DIRECTION: Work through the data below and give the number of lines holding "true", nothing more.

+++

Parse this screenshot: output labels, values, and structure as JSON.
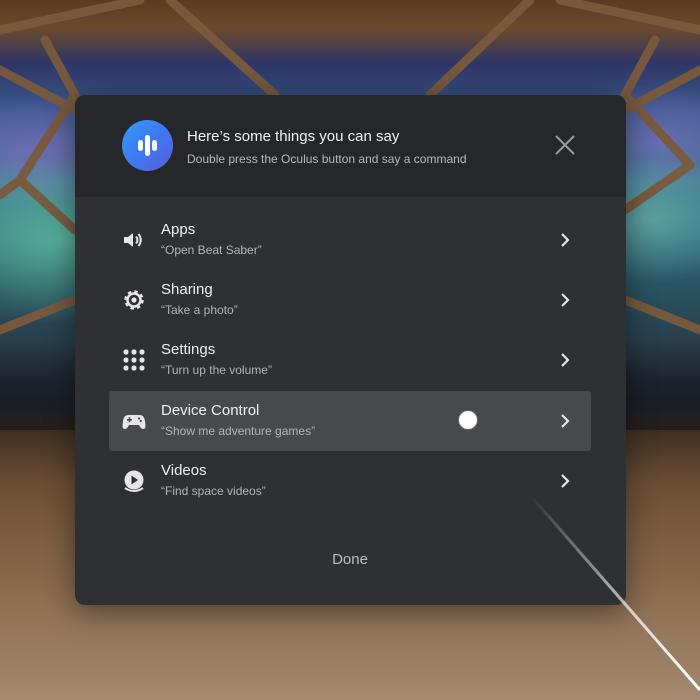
{
  "header": {
    "title": "Here’s some things you can say",
    "subtitle": "Double press the Oculus button and say a command",
    "mic_icon": "microphone-waveform-icon",
    "close_icon": "close-icon"
  },
  "commands": [
    {
      "label": "Apps",
      "example": "“Open Beat Saber”",
      "icon": "speaker-icon",
      "active": false
    },
    {
      "label": "Sharing",
      "example": "“Take a photo”",
      "icon": "gear-icon",
      "active": false
    },
    {
      "label": "Settings",
      "example": "“Turn up the volume”",
      "icon": "grid-icon",
      "active": false
    },
    {
      "label": "Device Control",
      "example": "“Show me adventure games”",
      "icon": "gamepad-icon",
      "active": true
    },
    {
      "label": "Videos",
      "example": "“Find space videos”",
      "icon": "play-icon",
      "active": false
    }
  ],
  "footer": {
    "done_label": "Done"
  },
  "colors": {
    "panel": "#2f3033",
    "header": "#26272a",
    "active_row": "#48494c",
    "mic_gradient_start": "#3a9bff",
    "mic_gradient_end": "#5a5fe0"
  }
}
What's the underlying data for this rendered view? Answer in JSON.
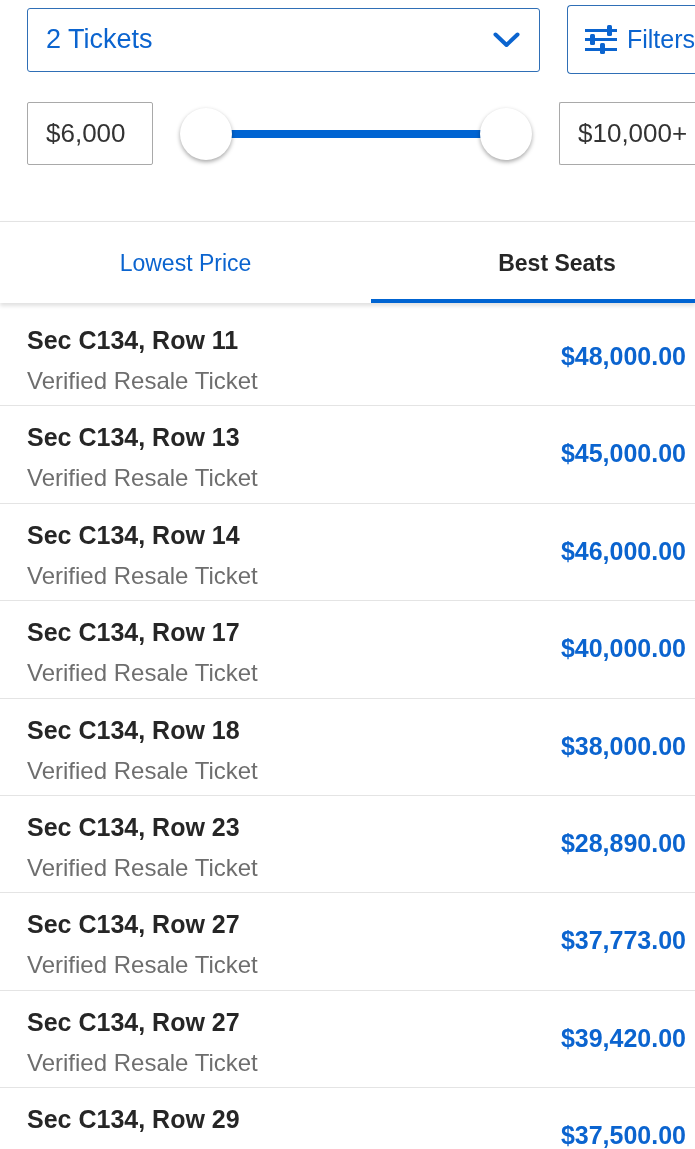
{
  "ticket_quantity": {
    "value": "2 Tickets"
  },
  "filters_button": {
    "label": "Filters"
  },
  "price_range": {
    "min": "$6,000",
    "max": "$10,000+",
    "thumbs": [
      {
        "level": 0
      },
      {
        "level": 1
      }
    ]
  },
  "tabs": [
    {
      "label": "Lowest Price",
      "selected": false
    },
    {
      "label": "Best Seats",
      "selected": true
    }
  ],
  "listings": [
    {
      "seat": "Sec C134, Row 11",
      "ticket_type": "Verified Resale Ticket",
      "price": "$48,000.00"
    },
    {
      "seat": "Sec C134, Row 13",
      "ticket_type": "Verified Resale Ticket",
      "price": "$45,000.00"
    },
    {
      "seat": "Sec C134, Row 14",
      "ticket_type": "Verified Resale Ticket",
      "price": "$46,000.00"
    },
    {
      "seat": "Sec C134, Row 17",
      "ticket_type": "Verified Resale Ticket",
      "price": "$40,000.00"
    },
    {
      "seat": "Sec C134, Row 18",
      "ticket_type": "Verified Resale Ticket",
      "price": "$38,000.00"
    },
    {
      "seat": "Sec C134, Row 23",
      "ticket_type": "Verified Resale Ticket",
      "price": "$28,890.00"
    },
    {
      "seat": "Sec C134, Row 27",
      "ticket_type": "Verified Resale Ticket",
      "price": "$37,773.00"
    },
    {
      "seat": "Sec C134, Row 27",
      "ticket_type": "Verified Resale Ticket",
      "price": "$39,420.00"
    },
    {
      "seat": "Sec C134, Row 29",
      "price": "$37,500.00"
    }
  ]
}
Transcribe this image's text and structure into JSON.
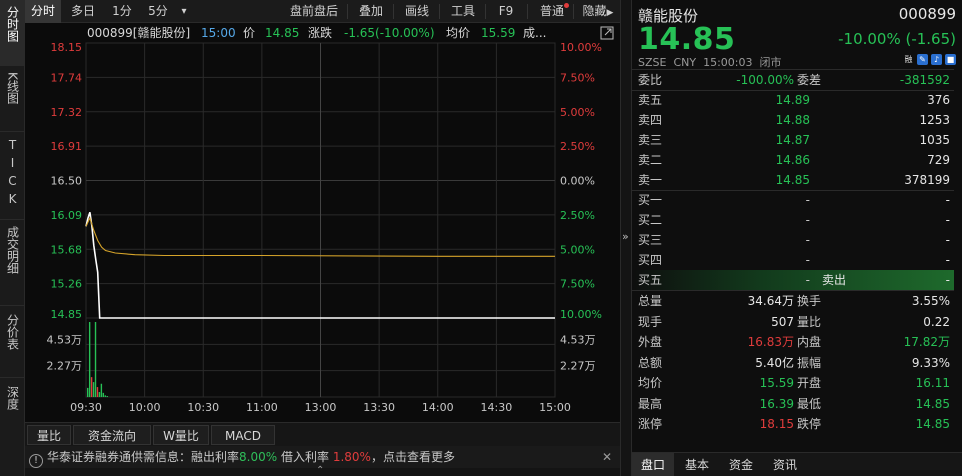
{
  "vtabs": {
    "intraday": "分时图",
    "kline": "K线图",
    "tick": "TICK",
    "trades": "成交明细",
    "price_table": "分价表",
    "depth": "深度"
  },
  "toolbar": {
    "intraday": "分时",
    "multiday": "多日",
    "min1": "1分",
    "min5": "5分",
    "more": "▾",
    "prepost": "盘前盘后",
    "overlay": "叠加",
    "draw": "画线",
    "tools": "工具",
    "f9": "F9",
    "normal": "普通",
    "hide": "隐藏"
  },
  "chart_header": {
    "code_name": "000899[赣能股份]",
    "time": "15:00",
    "price_label": "价",
    "price": "14.85",
    "change_label": "涨跌",
    "change": "-1.65(-10.00%)",
    "avg_label": "均价",
    "avg": "15.59",
    "more": "成..."
  },
  "colors": {
    "up": "#e03c3c",
    "down": "#27c156",
    "flat": "#c8c8c8",
    "price_line": "#ffffff",
    "avg_line": "#d6a42a",
    "grid": "#2a2a2a"
  },
  "chart_data": {
    "type": "line",
    "x_ticks": [
      "09:30",
      "10:00",
      "10:30",
      "11:00",
      "13:00",
      "13:30",
      "14:00",
      "14:30",
      "15:00"
    ],
    "price_ticks": [
      "18.15",
      "17.74",
      "17.32",
      "16.91",
      "16.50",
      "16.09",
      "15.68",
      "15.26",
      "14.85"
    ],
    "pct_ticks": [
      "10.00%",
      "7.50%",
      "5.00%",
      "2.50%",
      "0.00%",
      "2.50%",
      "5.00%",
      "7.50%",
      "10.00%"
    ],
    "volume_ticks": [
      "4.53万",
      "2.27万"
    ],
    "ylim": [
      14.85,
      18.15
    ],
    "prev_close": 16.5,
    "series": [
      {
        "name": "价",
        "points": [
          [
            0,
            15.95
          ],
          [
            1,
            16.05
          ],
          [
            2,
            16.12
          ],
          [
            3,
            15.95
          ],
          [
            4,
            15.72
          ],
          [
            5,
            15.55
          ],
          [
            6,
            15.4
          ],
          [
            7,
            14.85
          ],
          [
            8,
            14.85
          ],
          [
            10,
            14.85
          ],
          [
            20,
            14.85
          ],
          [
            60,
            14.85
          ],
          [
            120,
            14.85
          ],
          [
            180,
            14.85
          ],
          [
            240,
            14.85
          ]
        ]
      },
      {
        "name": "均价",
        "points": [
          [
            0,
            15.95
          ],
          [
            2,
            16.05
          ],
          [
            4,
            15.9
          ],
          [
            6,
            15.78
          ],
          [
            8,
            15.7
          ],
          [
            10,
            15.66
          ],
          [
            15,
            15.63
          ],
          [
            25,
            15.61
          ],
          [
            40,
            15.6
          ],
          [
            90,
            15.6
          ],
          [
            180,
            15.59
          ],
          [
            240,
            15.59
          ]
        ]
      }
    ],
    "volume": [
      {
        "x": 0,
        "v": 0.55,
        "up": false
      },
      {
        "x": 1,
        "v": 4.53,
        "up": false
      },
      {
        "x": 2,
        "v": 1.2,
        "up": true
      },
      {
        "x": 3,
        "v": 0.9,
        "up": false
      },
      {
        "x": 4,
        "v": 4.53,
        "up": false
      },
      {
        "x": 5,
        "v": 0.6,
        "up": true
      },
      {
        "x": 6,
        "v": 0.3,
        "up": false
      },
      {
        "x": 7,
        "v": 0.8,
        "up": false
      },
      {
        "x": 8,
        "v": 0.25,
        "up": false
      },
      {
        "x": 9,
        "v": 0.1,
        "up": false
      },
      {
        "x": 10,
        "v": 0.05,
        "up": false
      }
    ],
    "volume_max": 4.53
  },
  "bottom_tabs": {
    "volume": "量比",
    "flow": "资金流向",
    "w": "W量比",
    "macd": "MACD"
  },
  "notice": {
    "icon": "!",
    "prefix": "华泰证券融券通供需信息：融出利率",
    "lend_rate": "8.00%",
    "mid": "借入利率",
    "borrow_rate": "1.80%",
    "suffix": "，点击查看更多",
    "expand": "⌃"
  },
  "quote": {
    "name": "赣能股份",
    "code": "000899",
    "price": "14.85",
    "change": "-10.00% (-1.65)",
    "exchange": "SZSE",
    "currency": "CNY",
    "time": "15:00:03",
    "status": "闭市",
    "icons": [
      "融",
      "pencil-icon",
      "bell-icon",
      "lock-icon"
    ],
    "ratio_label": "委比",
    "ratio": "-100.00%",
    "diff_label": "委差",
    "diff": "-381592"
  },
  "asks": [
    {
      "label": "卖五",
      "price": "14.89",
      "vol": "376"
    },
    {
      "label": "卖四",
      "price": "14.88",
      "vol": "1253"
    },
    {
      "label": "卖三",
      "price": "14.87",
      "vol": "1035"
    },
    {
      "label": "卖二",
      "price": "14.86",
      "vol": "729"
    },
    {
      "label": "卖一",
      "price": "14.85",
      "vol": "378199"
    }
  ],
  "bids": [
    {
      "label": "买一",
      "price": "-",
      "vol": "-"
    },
    {
      "label": "买二",
      "price": "-",
      "vol": "-"
    },
    {
      "label": "买三",
      "price": "-",
      "vol": "-"
    },
    {
      "label": "买四",
      "price": "-",
      "vol": "-"
    },
    {
      "label": "买五",
      "price": "-",
      "extra": "卖出",
      "vol": "-"
    }
  ],
  "stats": [
    {
      "l1": "总量",
      "v1": "34.64万",
      "c1": "white",
      "l2": "换手",
      "v2": "3.55%",
      "c2": "white"
    },
    {
      "l1": "现手",
      "v1": "507",
      "c1": "white",
      "l2": "量比",
      "v2": "0.22",
      "c2": "white"
    },
    {
      "l1": "外盘",
      "v1": "16.83万",
      "c1": "red",
      "l2": "内盘",
      "v2": "17.82万",
      "c2": "green"
    },
    {
      "l1": "总额",
      "v1": "5.40亿",
      "c1": "white",
      "l2": "振幅",
      "v2": "9.33%",
      "c2": "white"
    },
    {
      "l1": "均价",
      "v1": "15.59",
      "c1": "green",
      "l2": "开盘",
      "v2": "16.11",
      "c2": "green"
    },
    {
      "l1": "最高",
      "v1": "16.39",
      "c1": "green",
      "l2": "最低",
      "v2": "14.85",
      "c2": "green"
    },
    {
      "l1": "涨停",
      "v1": "18.15",
      "c1": "red",
      "l2": "跌停",
      "v2": "14.85",
      "c2": "green"
    }
  ],
  "rp_tabs": {
    "quote": "盘口",
    "basic": "基本",
    "capital": "资金",
    "news": "资讯"
  }
}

+++

EXERCISE SOLUTION: 4